▶ [REQUIRED WORK]: Wherever the word "values" turns up in a line of the entries, copy that line.

[Figure record listings]
++++++++
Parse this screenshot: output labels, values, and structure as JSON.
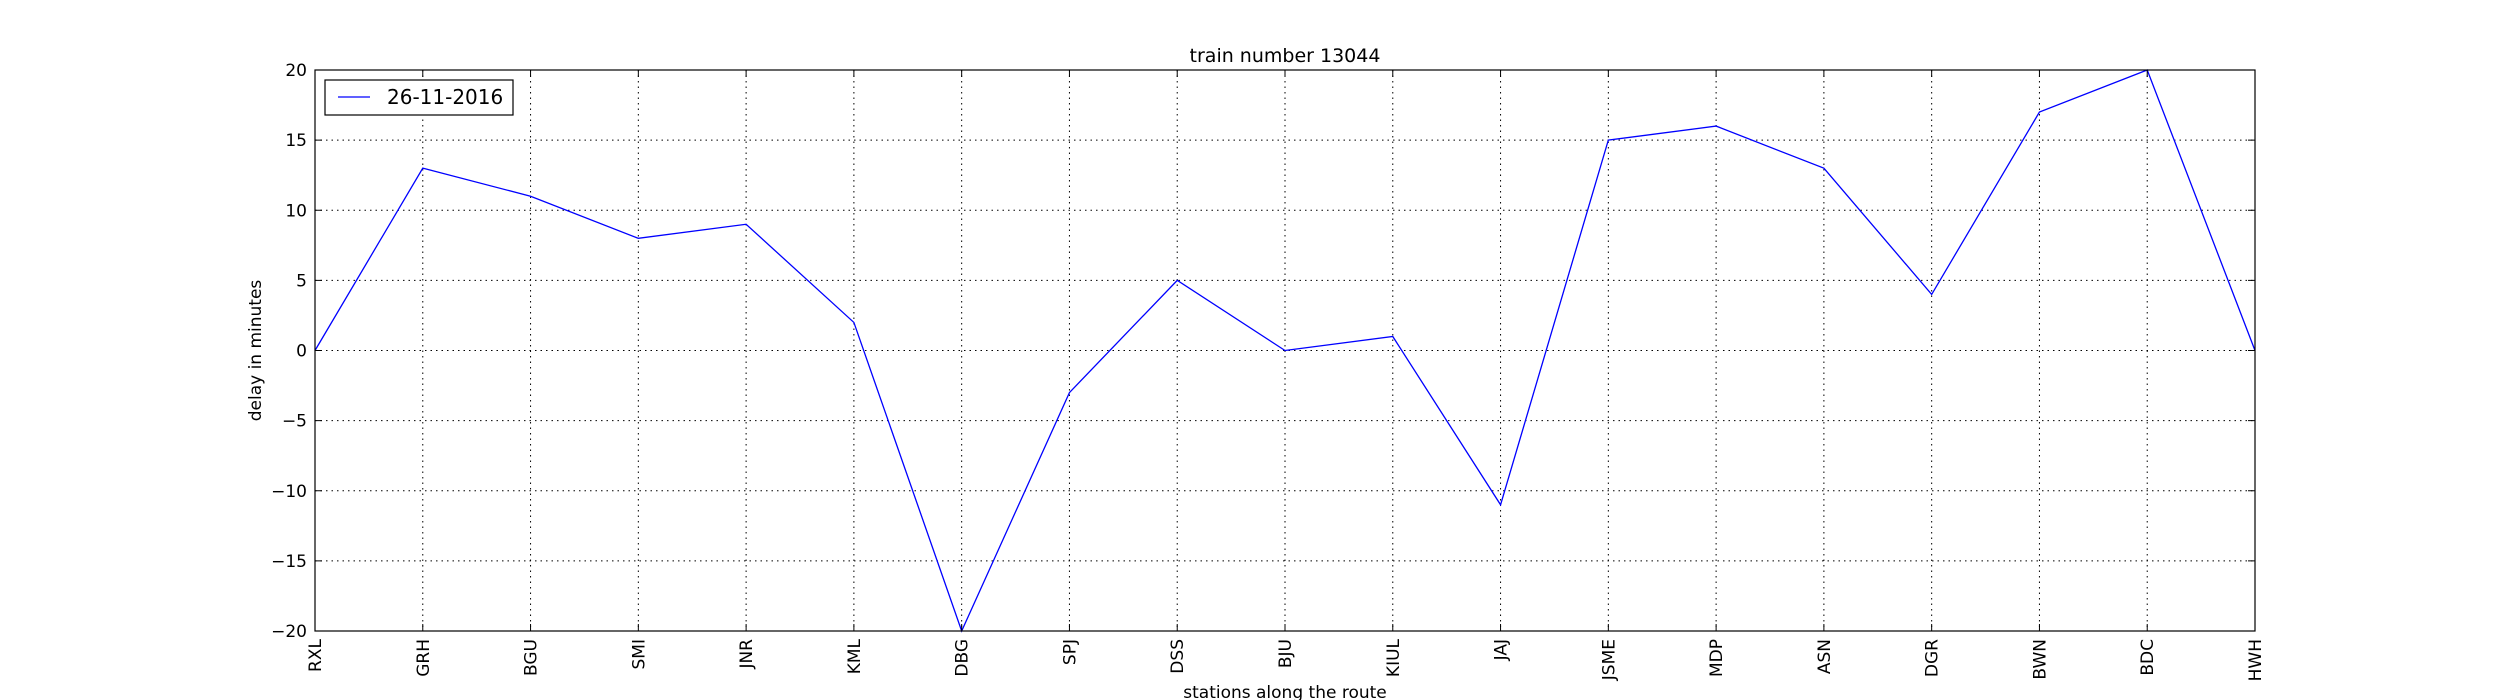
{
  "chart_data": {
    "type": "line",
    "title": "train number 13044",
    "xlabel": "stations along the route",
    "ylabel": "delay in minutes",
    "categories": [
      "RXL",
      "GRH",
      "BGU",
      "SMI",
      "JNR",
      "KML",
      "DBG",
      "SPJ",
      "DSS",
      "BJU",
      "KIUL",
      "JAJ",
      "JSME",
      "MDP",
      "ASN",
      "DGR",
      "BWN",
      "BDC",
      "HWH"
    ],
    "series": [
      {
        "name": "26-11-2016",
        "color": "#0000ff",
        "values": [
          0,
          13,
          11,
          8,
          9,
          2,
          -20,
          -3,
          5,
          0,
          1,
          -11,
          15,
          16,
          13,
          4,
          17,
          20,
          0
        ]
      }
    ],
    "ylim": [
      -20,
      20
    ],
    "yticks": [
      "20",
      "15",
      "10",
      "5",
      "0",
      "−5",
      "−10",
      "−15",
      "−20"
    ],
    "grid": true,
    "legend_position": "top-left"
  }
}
++++++++
▶ [FINISHED EXERCISE]:
Parse this screenshot: output labels, values, and structure as JSON.
        "values": [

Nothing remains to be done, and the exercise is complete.